Travail demandé:
• 1. Dans le récit de l'après-midi de décembre dans un pré, derrière quoi chacune des trois femmes est-elle cachée ?
• 2. Poursuivez le récit de l'après-midi de décembre dans un pré à la suite de sa dernière phrase.

Extrait du document:
Un après midi froid de décembre dans un pré. Trois femmes d’âge mur sont en génuflexion dans la boue, chacune d’elles cachée derrière un tas de pneus. Celle du milieu bat des bras, confuse et prise dans un tir de balles qui ont éclaboussés son masque et ses lunettes protectrices de milliers de pellicules jaunes. Trois mercenaires en tenue de combat contrôlent les échanges et crient des instructions que personne ne respecte parce que personne ne les entend.
Les quatorze enfants tirent en l’air, par terre, sur les pneus, vaguement dans la direction des mercenaires et un peu les uns vers les autres mais ils rient tellement que, même s’ils savaient viser, ils se rateraient de dix pas.

Données affichées:
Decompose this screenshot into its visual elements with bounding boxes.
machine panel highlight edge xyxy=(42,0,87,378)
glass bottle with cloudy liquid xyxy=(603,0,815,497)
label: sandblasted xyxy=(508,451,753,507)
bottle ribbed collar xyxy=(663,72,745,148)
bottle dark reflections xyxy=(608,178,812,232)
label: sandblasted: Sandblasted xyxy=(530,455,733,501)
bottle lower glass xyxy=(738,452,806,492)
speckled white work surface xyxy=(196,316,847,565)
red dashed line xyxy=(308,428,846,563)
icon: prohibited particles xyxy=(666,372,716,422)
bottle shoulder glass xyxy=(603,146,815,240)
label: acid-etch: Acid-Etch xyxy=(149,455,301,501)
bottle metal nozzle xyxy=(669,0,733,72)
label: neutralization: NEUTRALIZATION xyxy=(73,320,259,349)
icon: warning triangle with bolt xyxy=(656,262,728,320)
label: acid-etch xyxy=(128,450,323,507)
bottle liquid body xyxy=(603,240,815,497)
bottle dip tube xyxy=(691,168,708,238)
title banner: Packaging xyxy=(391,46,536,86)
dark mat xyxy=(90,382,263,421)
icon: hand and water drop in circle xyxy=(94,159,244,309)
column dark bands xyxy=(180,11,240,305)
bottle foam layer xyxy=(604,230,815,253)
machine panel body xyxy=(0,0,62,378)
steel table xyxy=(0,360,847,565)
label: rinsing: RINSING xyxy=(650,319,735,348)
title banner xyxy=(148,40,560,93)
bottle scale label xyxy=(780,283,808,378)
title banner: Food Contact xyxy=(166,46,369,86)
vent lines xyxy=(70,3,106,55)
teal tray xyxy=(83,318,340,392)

Réponses aux consignes:
• 1. Chacune est cachée derrière un tas de pneus.

• 2.
Quand la mamie avait demandé si nous pouvions l’aider, ni elle ni nous ne savions ce que sa petite fille choisirait pour fêter son treizième anniversaire. Nous nous étions imaginées un petit disco, le cinéma, ou le patinage, peut être. Mais pas une partie de paintballing ! (en français, comment s’appelle ce ‘sport’ ?) Quelle horreur ! Je m’imaginais le pire. Et bien non : au début, deux des enfants avaient pris le jeu très au sérieux mais les autres ont eu vite fait de saboter le combat de billes gélatineuses. Au bout de quatre minutes, il ne leur restait plus de boulettes, les lanceurs vides étaient abandonnés et, comme s’ils avaient trois ans et pas treize, les enfants s’amusaient à répandre la peinture sur les vêtements des autres. Le jeu permettait aux jeunes adolescents de toucher avec un peu plus d’audace que d’habitude le visage des autres.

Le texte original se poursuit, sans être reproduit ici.